* [Exercise requirements]
All the data should be repeated exactly. Any image in it is left out.

* [Data listing]
###

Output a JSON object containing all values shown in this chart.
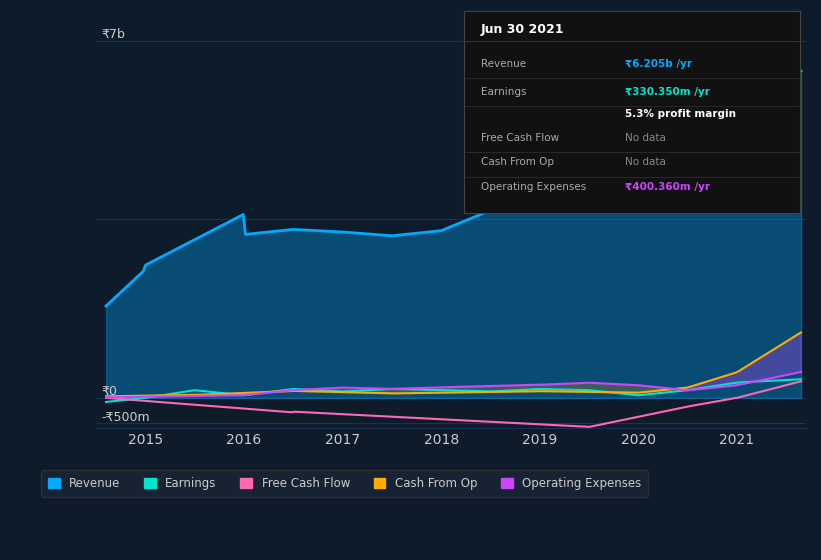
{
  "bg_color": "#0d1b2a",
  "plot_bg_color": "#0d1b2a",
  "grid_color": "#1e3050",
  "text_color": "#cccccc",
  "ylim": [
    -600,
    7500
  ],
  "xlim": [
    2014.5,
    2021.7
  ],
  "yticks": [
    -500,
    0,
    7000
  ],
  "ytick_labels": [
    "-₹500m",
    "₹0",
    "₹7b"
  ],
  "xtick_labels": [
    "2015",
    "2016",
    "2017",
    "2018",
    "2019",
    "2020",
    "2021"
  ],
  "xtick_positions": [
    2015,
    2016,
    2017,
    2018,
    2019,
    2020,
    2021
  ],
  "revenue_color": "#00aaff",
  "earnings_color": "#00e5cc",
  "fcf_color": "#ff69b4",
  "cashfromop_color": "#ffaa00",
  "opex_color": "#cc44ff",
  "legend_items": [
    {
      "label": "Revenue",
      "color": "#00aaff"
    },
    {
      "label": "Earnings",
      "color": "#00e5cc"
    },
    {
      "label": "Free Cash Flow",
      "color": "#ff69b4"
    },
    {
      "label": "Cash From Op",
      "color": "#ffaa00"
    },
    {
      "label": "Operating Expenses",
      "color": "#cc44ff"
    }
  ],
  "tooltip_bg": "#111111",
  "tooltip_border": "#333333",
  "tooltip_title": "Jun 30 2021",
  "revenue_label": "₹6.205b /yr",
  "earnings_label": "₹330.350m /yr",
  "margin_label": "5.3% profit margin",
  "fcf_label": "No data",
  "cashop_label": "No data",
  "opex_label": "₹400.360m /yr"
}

###

* [Correct response]
Output a JSON object containing all values shown in this chart.
{
  "bg_color": "#0d1b2a",
  "plot_bg_color": "#0d1b2a",
  "grid_color": "#1e3050",
  "text_color": "#cccccc",
  "ylim": [
    -600,
    7500
  ],
  "xlim": [
    2014.5,
    2021.7
  ],
  "yticks": [
    -500,
    0,
    7000
  ],
  "ytick_labels": [
    "-₹500m",
    "₹0",
    "₹7b"
  ],
  "xtick_labels": [
    "2015",
    "2016",
    "2017",
    "2018",
    "2019",
    "2020",
    "2021"
  ],
  "xtick_positions": [
    2015,
    2016,
    2017,
    2018,
    2019,
    2020,
    2021
  ],
  "revenue_color": "#00aaff",
  "earnings_color": "#00e5cc",
  "fcf_color": "#ff69b4",
  "cashfromop_color": "#ffaa00",
  "opex_color": "#cc44ff",
  "legend_items": [
    {
      "label": "Revenue",
      "color": "#00aaff"
    },
    {
      "label": "Earnings",
      "color": "#00e5cc"
    },
    {
      "label": "Free Cash Flow",
      "color": "#ff69b4"
    },
    {
      "label": "Cash From Op",
      "color": "#ffaa00"
    },
    {
      "label": "Operating Expenses",
      "color": "#cc44ff"
    }
  ],
  "tooltip_bg": "#111111",
  "tooltip_border": "#333333",
  "tooltip_title": "Jun 30 2021",
  "revenue_label": "₹6.205b /yr",
  "earnings_label": "₹330.350m /yr",
  "margin_label": "5.3% profit margin",
  "fcf_label": "No data",
  "cashop_label": "No data",
  "opex_label": "₹400.360m /yr"
}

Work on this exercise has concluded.